-- Begin Provided material --

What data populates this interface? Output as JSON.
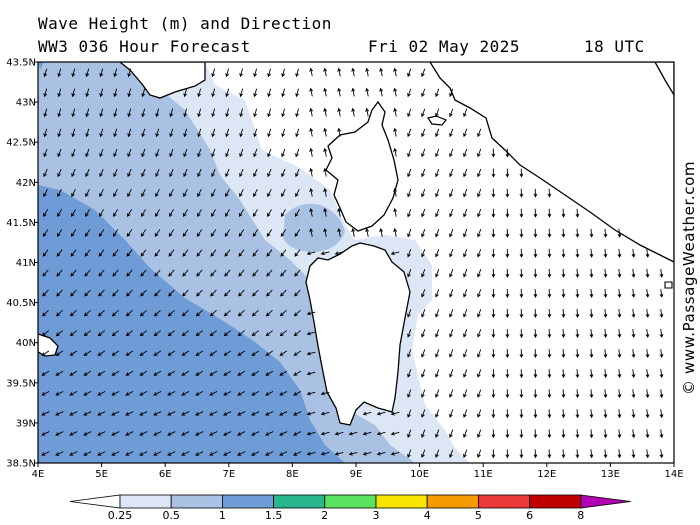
{
  "header": {
    "title": "Wave Height (m) and Direction",
    "model": "WW3 036 Hour Forecast",
    "date": "Fri 02 May 2025",
    "time": "18 UTC"
  },
  "credit": "© www.PassageWeather.com",
  "axes": {
    "lon_labels": [
      "4E",
      "5E",
      "6E",
      "7E",
      "8E",
      "9E",
      "10E",
      "11E",
      "12E",
      "13E",
      "14E"
    ],
    "lat_labels": [
      "43.5N",
      "43N",
      "42.5N",
      "42N",
      "41.5N",
      "41N",
      "40.5N",
      "40N",
      "39.5N",
      "39N",
      "38.5N"
    ]
  },
  "legend": {
    "levels": [
      "0.25",
      "0.5",
      "1",
      "1.5",
      "2",
      "3",
      "4",
      "5",
      "6",
      "8"
    ],
    "colors": {
      "below": "#ffffff",
      "b0": "#dde6f5",
      "b1": "#a9c2e4",
      "b2": "#6f9bd6",
      "b3": "#29b68d",
      "b4": "#59e35e",
      "b5": "#f5e500",
      "b6": "#f59a00",
      "b7": "#ec3b3b",
      "b8": "#c00000",
      "above": "#b100b1"
    }
  },
  "map_colors": {
    "calm": "#ffffff",
    "light": "#dde6f5",
    "medium": "#a9c2e4",
    "strong": "#6f9bd6",
    "land": "#ffffff",
    "coast": "#000000"
  },
  "wave_direction_arrows": "field of small black arrows showing wave direction"
}
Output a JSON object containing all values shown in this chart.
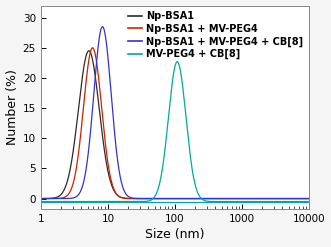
{
  "title": "",
  "xlabel": "Size (nm)",
  "ylabel": "Number (%)",
  "xlim": [
    1,
    10000
  ],
  "ylim": [
    -1.8,
    32
  ],
  "yticks": [
    0,
    5,
    10,
    15,
    20,
    25,
    30
  ],
  "curves": [
    {
      "label": "Np-BSA1",
      "color": "#2b2b2b",
      "peak": 5.2,
      "sigma": 0.155,
      "amplitude": 24.5
    },
    {
      "label": "Np-BSA1 + MV-PEG4",
      "color": "#cc2200",
      "peak": 5.9,
      "sigma": 0.135,
      "amplitude": 25.0
    },
    {
      "label": "Np-BSA1 + MV-PEG4 + CB[8]",
      "color": "#3333cc",
      "peak": 8.3,
      "sigma": 0.13,
      "amplitude": 28.5
    },
    {
      "label": "MV-PEG4 + CB[8]",
      "color": "#00a89d",
      "peak": 108,
      "sigma": 0.13,
      "amplitude": 23.2
    }
  ],
  "teal_baseline": -0.5,
  "legend_fontsize": 7,
  "axis_label_fontsize": 9,
  "tick_fontsize": 7.5,
  "bg_color": "#f5f5f5",
  "plot_bg_color": "#ffffff"
}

-- End Provided material --

§ Set problem
Wherever the string "sigma" appears in the entries above, list that line.

§ Exercise result
      "sigma": 0.155,
      "sigma": 0.135,
      "sigma": 0.13,
      "sigma": 0.13,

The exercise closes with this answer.